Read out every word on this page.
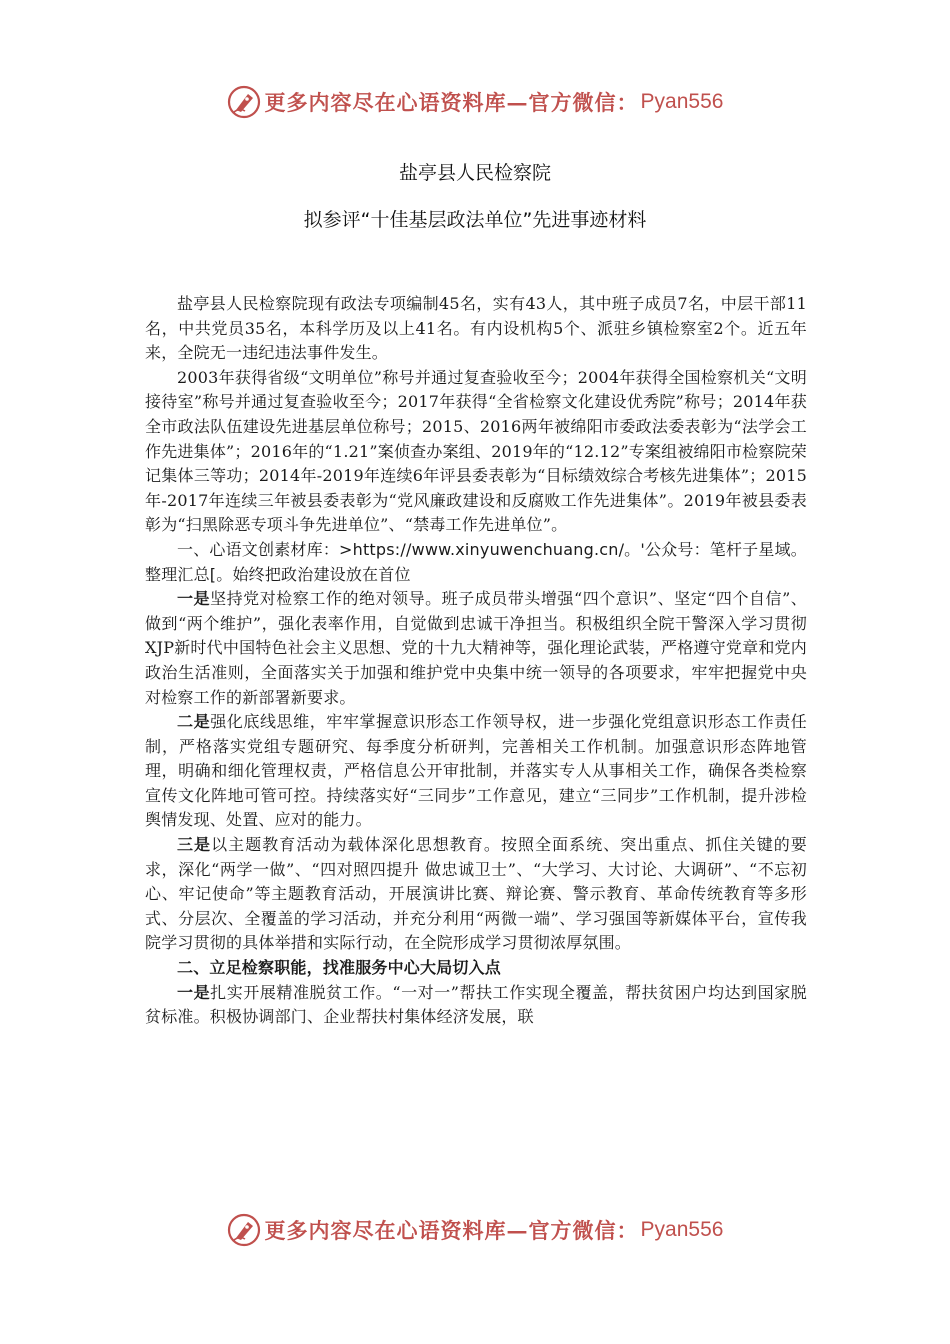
更多内容尽在心语资料库—官方微信： Pyan556
盐亭县人民检察院
拟参评“十佳基层政法单位”先进事迹材料

盐亭县人民检察院现有政法专项编制45名，实有43人，其中班子成员7名，中层干部11名，中共党员35名，本科学历及以上41名。有内设机构5个、派驻乡镇检察室2个。近五年来，全院无一违纪违法事件发生。

2003年获得省级“文明单位”称号并通过复查验收至今；2004年获得全国检察机关“文明接待室”称号并通过复查验收至今；2017年获得“全省检察文化建设优秀院”称号；2014年获全市政法队伍建设先进基层单位称号；2015、2016两年被绵阳市委政法委表彰为“法学会工作先进集体”；2016年的“1.21”案侦查办案组、2019年的“12.12”专案组被绵阳市检察院荣记集体三等功；2014年-2019年连续6年评县委表彰为“目标绩效综合考核先进集体”；2015年-2017年连续三年被县委表彰为“党风廉政建设和反腐败工作先进集体”。2019年被县委表彰为“扫黑除恶专项斗争先进单位”、“禁毒工作先进单位”。

一、心语文创素材库：>https://www.xinyuwenchuang.cn/。'公众号：笔杆子星域。整理汇总[。始终把政治建设放在首位

一是坚持党对检察工作的绝对领导。班子成员带头增强“四个意识”、坚定“四个自信”、做到“两个维护”，强化表率作用，自觉做到忠诚干净担当。积极组织全院干警深入学习贯彻XJP新时代中国特色社会主义思想、党的十九大精神等，强化理论武装，严格遵守党章和党内政治生活准则，全面落实关于加强和维护党中央集中统一领导的各项要求，牢牢把握党中央对检察工作的新部署新要求。

二是强化底线思维，牢牢掌握意识形态工作领导权，进一步强化党组意识形态工作责任制，严格落实党组专题研究、每季度分析研判，完善相关工作机制。加强意识形态阵地管理，明确和细化管理权责，严格信息公开审批制，并落实专人从事相关工作，确保各类检察宣传文化阵地可管可控。持续落实好“三同步”工作意见，建立“三同步”工作机制，提升涉检舆情发现、处置、应对的能力。

三是以主题教育活动为载体深化思想教育。按照全面系统、突出重点、抓住关键的要求，深化“两学一做”、“四对照四提升 做忠诚卫士”、“大学习、大讨论、大调研”、“不忘初心、牢记使命”等主题教育活动，开展演讲比赛、辩论赛、警示教育、革命传统教育等多形式、分层次、全覆盖的学习活动，并充分利用“两微一端”、学习强国等新媒体平台，宣传我院学习贯彻的具体举措和实际行动，在全院形成学习贯彻浓厚氛围。

二、立足检察职能，找准服务中心大局切入点

一是扎实开展精准脱贫工作。“一对一”帮扶工作实现全覆盖，帮扶贫困户均达到国家脱贫标准。积极协调部门、企业帮扶村集体经济发展，联

更多内容尽在心语资料库—官方微信： Pyan556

☆ ☆ ☆ ☆

WRITTEN PROBLEM
Would you mind returning each entry above word for word, skipping the images?

RESULT BELOW
Read out every word on this page.
更多内容尽在心语资料库—官方微信： Pyan556
盐亭县人民检察院
拟参评“十佳基层政法单位”先进事迹材料

盐亭县人民检察院现有政法专项编制45名，实有43人，其中班子成员7名，中层干部11名，中共党员35名，本科学历及以上41名。有内设机构5个、派驻乡镇检察室2个。近五年来，全院无一违纪违法事件发生。

2003年获得省级“文明单位”称号并通过复查验收至今；2004年获得全国检察机关“文明接待室”称号并通过复查验收至今；2017年获得“全省检察文化建设优秀院”称号；2014年获全市政法队伍建设先进基层单位称号；2015、2016两年被绵阳市委政法委表彰为“法学会工作先进集体”；2016年的“1.21”案侦查办案组、2019年的“12.12”专案组被绵阳市检察院荣记集体三等功；2014年-2019年连续6年评县委表彰为“目标绩效综合考核先进集体”；2015年-2017年连续三年被县委表彰为“党风廉政建设和反腐败工作先进集体”。2019年被县委表彰为“扫黑除恶专项斗争先进单位”、“禁毒工作先进单位”。

一、心语文创素材库：>https://www.xinyuwenchuang.cn/。'公众号：笔杆子星域。整理汇总[。始终把政治建设放在首位

一是坚持党对检察工作的绝对领导。班子成员带头增强“四个意识”、坚定“四个自信”、做到“两个维护”，强化表率作用，自觉做到忠诚干净担当。积极组织全院干警深入学习贯彻XJP新时代中国特色社会主义思想、党的十九大精神等，强化理论武装，严格遵守党章和党内政治生活准则，全面落实关于加强和维护党中央集中统一领导的各项要求，牢牢把握党中央对检察工作的新部署新要求。

二是强化底线思维，牢牢掌握意识形态工作领导权，进一步强化党组意识形态工作责任制，严格落实党组专题研究、每季度分析研判，完善相关工作机制。加强意识形态阵地管理，明确和细化管理权责，严格信息公开审批制，并落实专人从事相关工作，确保各类检察宣传文化阵地可管可控。持续落实好“三同步”工作意见，建立“三同步”工作机制，提升涉检舆情发现、处置、应对的能力。

三是以主题教育活动为载体深化思想教育。按照全面系统、突出重点、抓住关键的要求，深化“两学一做”、“四对照四提升 做忠诚卫士”、“大学习、大讨论、大调研”、“不忘初心、牢记使命”等主题教育活动，开展演讲比赛、辩论赛、警示教育、革命传统教育等多形式、分层次、全覆盖的学习活动，并充分利用“两微一端”、学习强国等新媒体平台，宣传我院学习贯彻的具体举措和实际行动，在全院形成学习贯彻浓厚氛围。

二、立足检察职能，找准服务中心大局切入点

一是扎实开展精准脱贫工作。“一对一”帮扶工作实现全覆盖，帮扶贫困户均达到国家脱贫标准。积极协调部门、企业帮扶村集体经济发展，联

更多内容尽在心语资料库—官方微信： Pyan556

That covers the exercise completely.